What is required —
Each line that holds the word "میرزابزرگ" should be returned.

Task material —
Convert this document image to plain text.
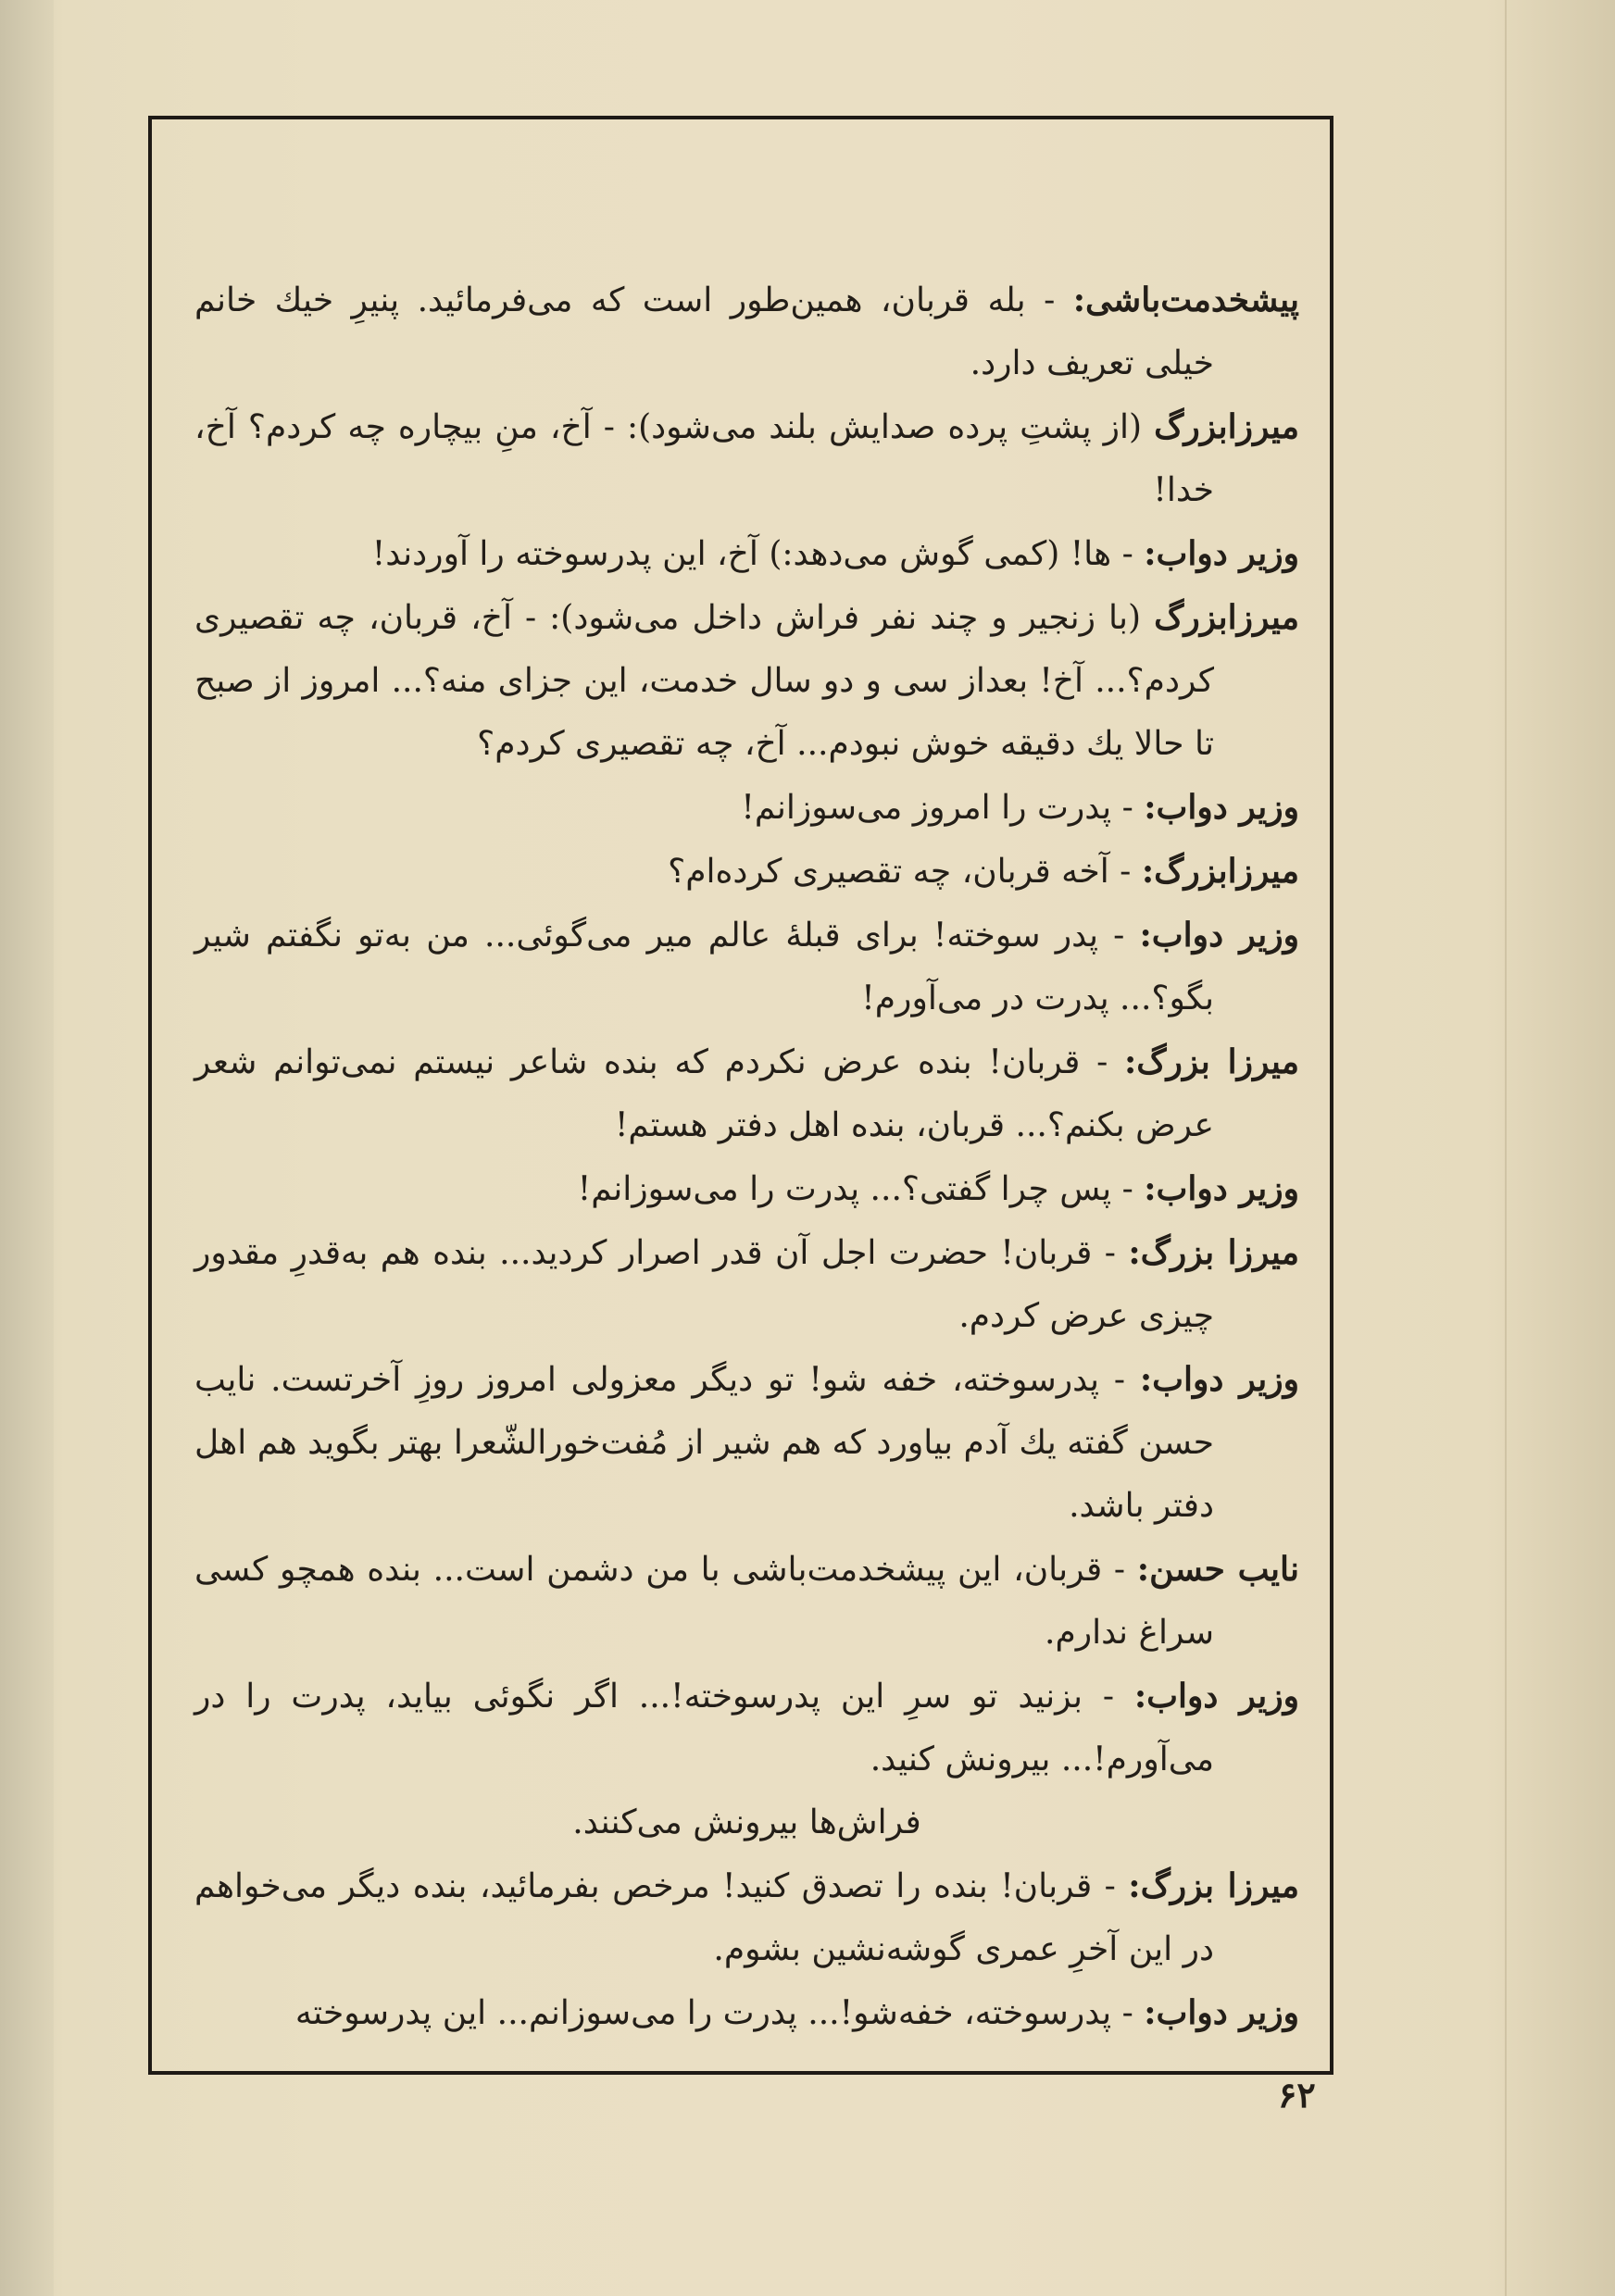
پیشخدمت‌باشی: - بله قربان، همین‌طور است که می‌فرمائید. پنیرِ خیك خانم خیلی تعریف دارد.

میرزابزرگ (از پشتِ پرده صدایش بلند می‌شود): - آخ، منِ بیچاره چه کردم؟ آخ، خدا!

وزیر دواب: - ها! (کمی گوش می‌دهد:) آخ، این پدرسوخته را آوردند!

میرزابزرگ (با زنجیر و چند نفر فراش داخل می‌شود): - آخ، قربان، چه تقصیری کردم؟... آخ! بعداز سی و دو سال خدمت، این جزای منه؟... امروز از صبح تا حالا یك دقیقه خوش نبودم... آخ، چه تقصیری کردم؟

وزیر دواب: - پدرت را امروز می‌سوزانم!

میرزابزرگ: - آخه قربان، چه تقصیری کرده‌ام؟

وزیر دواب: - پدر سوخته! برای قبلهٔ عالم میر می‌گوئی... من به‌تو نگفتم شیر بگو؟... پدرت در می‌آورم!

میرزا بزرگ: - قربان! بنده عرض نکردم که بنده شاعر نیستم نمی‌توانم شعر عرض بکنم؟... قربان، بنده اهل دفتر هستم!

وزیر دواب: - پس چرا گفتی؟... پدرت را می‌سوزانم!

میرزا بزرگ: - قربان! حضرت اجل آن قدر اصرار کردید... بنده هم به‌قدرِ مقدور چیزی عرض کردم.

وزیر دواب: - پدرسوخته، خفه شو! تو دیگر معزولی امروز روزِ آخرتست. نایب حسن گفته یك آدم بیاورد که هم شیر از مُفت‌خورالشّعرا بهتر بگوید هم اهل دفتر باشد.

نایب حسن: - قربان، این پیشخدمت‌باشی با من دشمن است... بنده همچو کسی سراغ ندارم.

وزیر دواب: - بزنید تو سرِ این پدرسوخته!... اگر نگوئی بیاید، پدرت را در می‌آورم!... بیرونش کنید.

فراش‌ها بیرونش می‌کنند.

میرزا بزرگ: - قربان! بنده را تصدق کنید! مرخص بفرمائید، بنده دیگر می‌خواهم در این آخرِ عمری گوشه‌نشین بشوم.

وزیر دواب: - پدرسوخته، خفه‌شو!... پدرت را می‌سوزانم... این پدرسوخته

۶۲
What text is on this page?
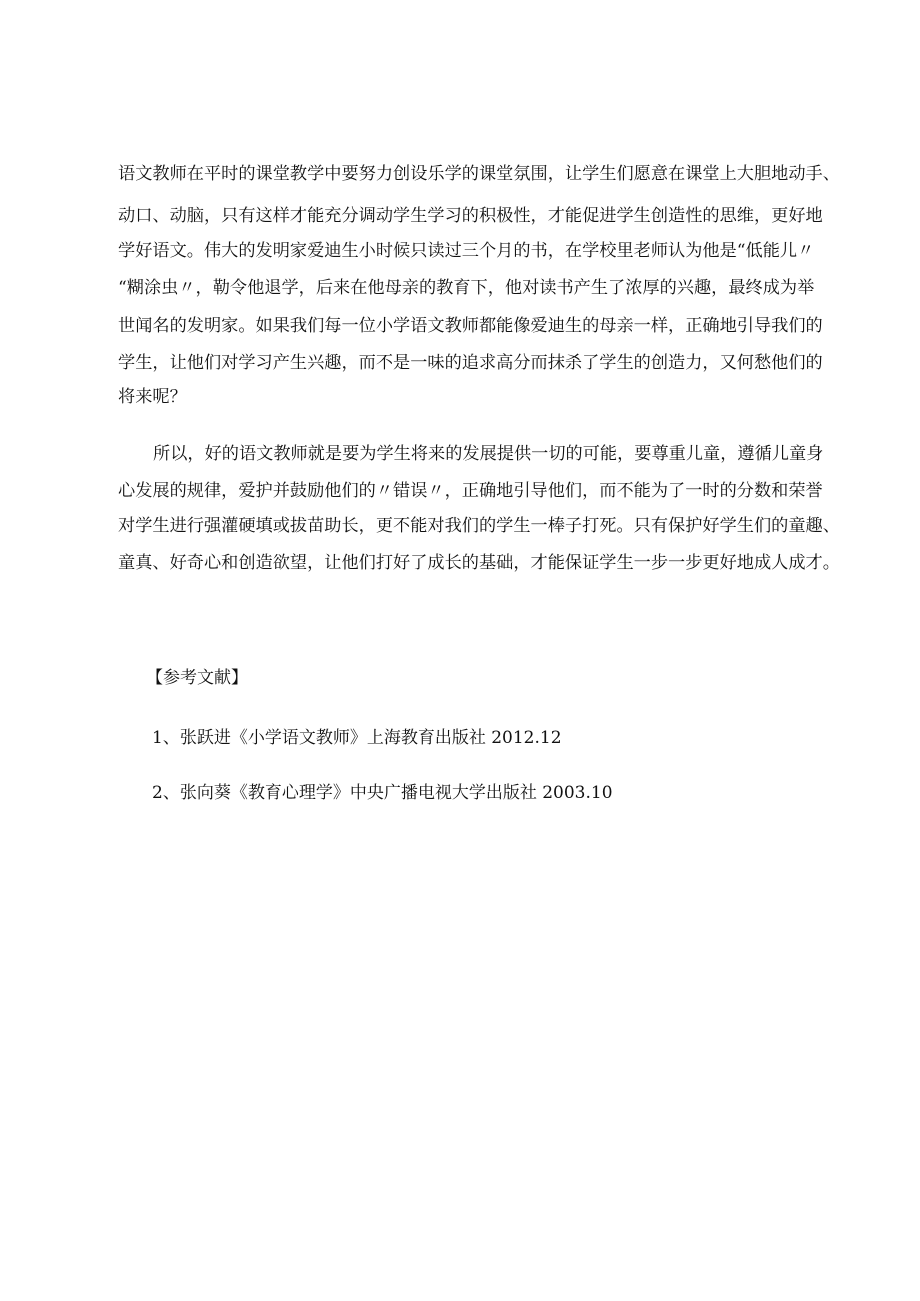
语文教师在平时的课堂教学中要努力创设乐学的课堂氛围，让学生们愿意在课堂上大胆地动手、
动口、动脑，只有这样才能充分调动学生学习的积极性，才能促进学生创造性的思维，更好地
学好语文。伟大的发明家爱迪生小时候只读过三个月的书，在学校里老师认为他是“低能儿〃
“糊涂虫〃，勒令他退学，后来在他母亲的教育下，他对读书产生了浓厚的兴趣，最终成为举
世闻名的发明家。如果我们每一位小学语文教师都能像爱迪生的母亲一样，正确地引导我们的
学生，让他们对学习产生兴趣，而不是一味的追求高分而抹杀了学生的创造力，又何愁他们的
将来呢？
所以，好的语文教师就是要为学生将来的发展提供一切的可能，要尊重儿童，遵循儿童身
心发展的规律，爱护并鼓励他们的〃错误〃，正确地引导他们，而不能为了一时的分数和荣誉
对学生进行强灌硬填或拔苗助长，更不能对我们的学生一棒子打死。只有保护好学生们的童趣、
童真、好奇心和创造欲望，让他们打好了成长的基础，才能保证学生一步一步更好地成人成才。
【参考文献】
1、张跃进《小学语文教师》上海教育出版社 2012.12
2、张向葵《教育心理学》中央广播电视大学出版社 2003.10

Worked solution —
میرزابزرگ (از پشتِ پرده صدایش بلند می‌شود): - آخ، منِ بیچاره چه کردم؟ آخ، خدا!
میرزابزرگ (با زنجیر و چند نفر فراش داخل می‌شود): - آخ، قربان، چه تقصیری کردم؟... آخ! بعداز سی و دو سال خدمت، این جزای منه؟... امروز از صبح تا حالا یك دقیقه خوش نبودم... آخ، چه تقصیری کردم؟
میرزابزرگ: - آخه قربان، چه تقصیری کرده‌ام؟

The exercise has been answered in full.